## MATERIAL SUPPLIED

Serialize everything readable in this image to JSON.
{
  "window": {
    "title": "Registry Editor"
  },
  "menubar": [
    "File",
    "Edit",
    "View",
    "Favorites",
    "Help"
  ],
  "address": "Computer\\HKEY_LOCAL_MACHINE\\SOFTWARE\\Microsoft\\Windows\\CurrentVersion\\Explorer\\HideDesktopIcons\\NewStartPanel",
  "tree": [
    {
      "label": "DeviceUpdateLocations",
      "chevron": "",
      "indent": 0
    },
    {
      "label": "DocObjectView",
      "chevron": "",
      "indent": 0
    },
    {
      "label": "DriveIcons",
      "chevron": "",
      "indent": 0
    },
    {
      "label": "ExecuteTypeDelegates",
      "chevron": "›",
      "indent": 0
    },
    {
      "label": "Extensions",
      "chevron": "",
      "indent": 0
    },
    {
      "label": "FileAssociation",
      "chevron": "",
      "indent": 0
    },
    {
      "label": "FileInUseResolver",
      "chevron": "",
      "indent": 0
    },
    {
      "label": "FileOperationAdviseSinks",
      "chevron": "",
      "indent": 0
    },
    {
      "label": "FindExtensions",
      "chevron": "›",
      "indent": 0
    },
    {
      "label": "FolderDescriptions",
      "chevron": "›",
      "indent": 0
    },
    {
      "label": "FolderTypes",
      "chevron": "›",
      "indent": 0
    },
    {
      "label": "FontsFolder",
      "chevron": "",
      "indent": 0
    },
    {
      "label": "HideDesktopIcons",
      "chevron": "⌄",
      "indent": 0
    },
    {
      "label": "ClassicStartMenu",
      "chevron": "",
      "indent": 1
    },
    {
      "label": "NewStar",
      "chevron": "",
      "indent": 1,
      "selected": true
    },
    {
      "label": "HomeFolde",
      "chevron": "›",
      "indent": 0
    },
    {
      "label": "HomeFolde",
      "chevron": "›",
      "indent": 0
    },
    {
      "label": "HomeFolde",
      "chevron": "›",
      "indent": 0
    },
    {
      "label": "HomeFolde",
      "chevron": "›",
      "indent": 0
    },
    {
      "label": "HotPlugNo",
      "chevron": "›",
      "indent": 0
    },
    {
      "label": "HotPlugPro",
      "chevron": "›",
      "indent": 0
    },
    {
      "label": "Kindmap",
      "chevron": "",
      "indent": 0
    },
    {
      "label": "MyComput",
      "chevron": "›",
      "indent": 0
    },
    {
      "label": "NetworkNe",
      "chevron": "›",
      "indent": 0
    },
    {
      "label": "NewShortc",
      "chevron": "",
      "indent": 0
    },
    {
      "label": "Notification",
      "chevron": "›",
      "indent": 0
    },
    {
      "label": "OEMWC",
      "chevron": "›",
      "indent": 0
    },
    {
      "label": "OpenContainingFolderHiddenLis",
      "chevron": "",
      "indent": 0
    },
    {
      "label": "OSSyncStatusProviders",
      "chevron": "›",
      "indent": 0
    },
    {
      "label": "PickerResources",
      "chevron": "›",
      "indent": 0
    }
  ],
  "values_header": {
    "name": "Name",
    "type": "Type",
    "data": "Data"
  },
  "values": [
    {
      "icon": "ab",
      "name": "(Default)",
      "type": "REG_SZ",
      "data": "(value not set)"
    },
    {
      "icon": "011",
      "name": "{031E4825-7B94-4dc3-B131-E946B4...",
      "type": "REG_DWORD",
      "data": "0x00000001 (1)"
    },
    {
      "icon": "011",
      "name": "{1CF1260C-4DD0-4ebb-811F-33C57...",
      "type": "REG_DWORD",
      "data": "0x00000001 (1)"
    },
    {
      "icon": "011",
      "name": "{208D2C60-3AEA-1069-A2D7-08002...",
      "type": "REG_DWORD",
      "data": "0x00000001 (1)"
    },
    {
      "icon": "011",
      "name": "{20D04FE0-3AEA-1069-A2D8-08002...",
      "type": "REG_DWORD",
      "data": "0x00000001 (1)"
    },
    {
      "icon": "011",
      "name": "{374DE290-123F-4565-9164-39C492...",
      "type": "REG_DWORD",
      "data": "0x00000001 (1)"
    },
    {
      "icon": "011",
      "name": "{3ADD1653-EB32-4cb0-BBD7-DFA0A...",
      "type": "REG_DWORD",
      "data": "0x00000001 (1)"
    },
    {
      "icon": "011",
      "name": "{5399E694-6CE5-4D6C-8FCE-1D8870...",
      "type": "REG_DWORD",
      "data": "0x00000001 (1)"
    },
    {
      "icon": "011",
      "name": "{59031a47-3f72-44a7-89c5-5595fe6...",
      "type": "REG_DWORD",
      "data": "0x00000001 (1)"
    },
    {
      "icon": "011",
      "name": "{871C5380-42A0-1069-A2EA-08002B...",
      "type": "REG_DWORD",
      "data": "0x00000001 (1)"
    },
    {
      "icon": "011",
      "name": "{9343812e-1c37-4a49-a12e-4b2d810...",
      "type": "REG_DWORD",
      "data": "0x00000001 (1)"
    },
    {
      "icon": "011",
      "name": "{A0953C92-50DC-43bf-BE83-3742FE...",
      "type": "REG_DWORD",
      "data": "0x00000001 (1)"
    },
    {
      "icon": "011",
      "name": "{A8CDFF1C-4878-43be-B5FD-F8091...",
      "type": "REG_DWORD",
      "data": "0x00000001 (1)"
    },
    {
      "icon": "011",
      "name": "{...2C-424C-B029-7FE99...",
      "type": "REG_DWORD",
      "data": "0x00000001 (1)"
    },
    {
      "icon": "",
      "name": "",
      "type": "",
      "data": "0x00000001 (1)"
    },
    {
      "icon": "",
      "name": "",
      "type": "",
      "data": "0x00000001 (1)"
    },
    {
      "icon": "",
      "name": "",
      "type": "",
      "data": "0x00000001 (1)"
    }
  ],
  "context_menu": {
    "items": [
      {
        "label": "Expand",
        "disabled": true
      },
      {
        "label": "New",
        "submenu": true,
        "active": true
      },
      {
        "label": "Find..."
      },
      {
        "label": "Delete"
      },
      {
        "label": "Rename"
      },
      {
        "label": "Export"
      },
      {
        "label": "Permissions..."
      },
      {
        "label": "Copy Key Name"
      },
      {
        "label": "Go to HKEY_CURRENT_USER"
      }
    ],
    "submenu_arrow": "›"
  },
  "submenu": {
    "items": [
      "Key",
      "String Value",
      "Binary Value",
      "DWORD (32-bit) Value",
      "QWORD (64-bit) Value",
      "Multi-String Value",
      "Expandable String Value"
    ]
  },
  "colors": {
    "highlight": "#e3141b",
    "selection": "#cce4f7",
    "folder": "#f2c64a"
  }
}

## WORK REQUIRED
Pick every line with "true" in it and copy it.

## EXPECTED ANSWER
      "selected": true
        "disabled": true
        "submenu": true,
        "active": true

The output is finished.